* Goal
Work through the listing below and count the lines that hold "JSON". Answer with the number alone.

(Dataset rows)

_ _ _ _ _ _ _

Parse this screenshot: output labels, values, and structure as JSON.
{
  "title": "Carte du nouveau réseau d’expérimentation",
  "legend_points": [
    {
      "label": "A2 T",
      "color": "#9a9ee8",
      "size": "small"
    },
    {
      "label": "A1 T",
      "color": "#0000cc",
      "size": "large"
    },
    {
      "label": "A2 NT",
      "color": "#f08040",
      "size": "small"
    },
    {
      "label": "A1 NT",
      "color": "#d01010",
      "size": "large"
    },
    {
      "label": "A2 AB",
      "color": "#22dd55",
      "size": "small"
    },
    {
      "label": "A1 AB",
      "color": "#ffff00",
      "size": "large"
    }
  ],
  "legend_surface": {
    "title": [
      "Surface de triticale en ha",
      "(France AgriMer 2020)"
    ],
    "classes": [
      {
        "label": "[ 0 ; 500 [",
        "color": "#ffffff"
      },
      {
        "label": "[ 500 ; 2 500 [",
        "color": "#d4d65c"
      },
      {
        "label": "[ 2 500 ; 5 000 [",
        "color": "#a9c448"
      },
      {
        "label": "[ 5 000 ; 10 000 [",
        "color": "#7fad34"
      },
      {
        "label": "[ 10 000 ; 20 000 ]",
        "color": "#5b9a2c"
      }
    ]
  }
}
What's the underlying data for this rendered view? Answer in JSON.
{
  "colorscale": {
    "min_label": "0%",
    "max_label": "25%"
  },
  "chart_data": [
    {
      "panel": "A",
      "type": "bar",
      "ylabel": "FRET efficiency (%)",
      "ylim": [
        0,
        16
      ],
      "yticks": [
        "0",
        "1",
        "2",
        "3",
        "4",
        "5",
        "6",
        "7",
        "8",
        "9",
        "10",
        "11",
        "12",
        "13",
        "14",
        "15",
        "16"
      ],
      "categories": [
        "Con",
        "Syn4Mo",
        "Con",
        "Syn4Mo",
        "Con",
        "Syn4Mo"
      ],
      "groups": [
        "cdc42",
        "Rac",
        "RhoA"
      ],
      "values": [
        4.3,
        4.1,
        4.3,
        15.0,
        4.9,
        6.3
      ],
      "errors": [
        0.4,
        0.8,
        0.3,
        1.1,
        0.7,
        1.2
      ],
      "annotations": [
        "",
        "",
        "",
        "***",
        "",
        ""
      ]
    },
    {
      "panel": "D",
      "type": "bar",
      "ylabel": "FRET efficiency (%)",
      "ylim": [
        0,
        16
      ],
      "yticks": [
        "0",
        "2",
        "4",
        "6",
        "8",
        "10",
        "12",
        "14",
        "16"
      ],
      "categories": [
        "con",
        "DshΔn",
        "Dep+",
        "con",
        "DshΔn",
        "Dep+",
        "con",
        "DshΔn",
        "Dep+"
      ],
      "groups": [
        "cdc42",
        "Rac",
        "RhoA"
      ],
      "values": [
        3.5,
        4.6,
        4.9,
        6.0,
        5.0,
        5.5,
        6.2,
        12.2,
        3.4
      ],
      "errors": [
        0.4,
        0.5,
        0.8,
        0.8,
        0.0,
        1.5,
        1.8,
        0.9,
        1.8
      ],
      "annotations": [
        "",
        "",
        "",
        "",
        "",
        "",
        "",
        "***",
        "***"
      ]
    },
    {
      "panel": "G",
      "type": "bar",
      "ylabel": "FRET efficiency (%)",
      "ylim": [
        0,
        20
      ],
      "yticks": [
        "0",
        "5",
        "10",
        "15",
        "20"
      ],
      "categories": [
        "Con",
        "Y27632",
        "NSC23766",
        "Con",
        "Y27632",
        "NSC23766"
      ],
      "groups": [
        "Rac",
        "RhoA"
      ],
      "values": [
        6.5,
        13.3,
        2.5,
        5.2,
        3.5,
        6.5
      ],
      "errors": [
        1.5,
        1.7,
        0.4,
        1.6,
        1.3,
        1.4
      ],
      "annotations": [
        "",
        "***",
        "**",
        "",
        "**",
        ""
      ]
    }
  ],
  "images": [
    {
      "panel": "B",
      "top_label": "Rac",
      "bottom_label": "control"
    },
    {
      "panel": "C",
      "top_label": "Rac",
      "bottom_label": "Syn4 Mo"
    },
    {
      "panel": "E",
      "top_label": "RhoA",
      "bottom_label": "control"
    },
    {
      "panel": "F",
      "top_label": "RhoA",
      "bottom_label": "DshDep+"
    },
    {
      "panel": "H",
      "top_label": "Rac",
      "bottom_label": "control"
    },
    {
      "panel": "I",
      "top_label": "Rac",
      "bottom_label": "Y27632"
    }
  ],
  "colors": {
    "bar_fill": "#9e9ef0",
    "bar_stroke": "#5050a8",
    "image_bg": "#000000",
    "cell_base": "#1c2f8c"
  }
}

_ _ _ _ _ _ _

* Result for this exercise
2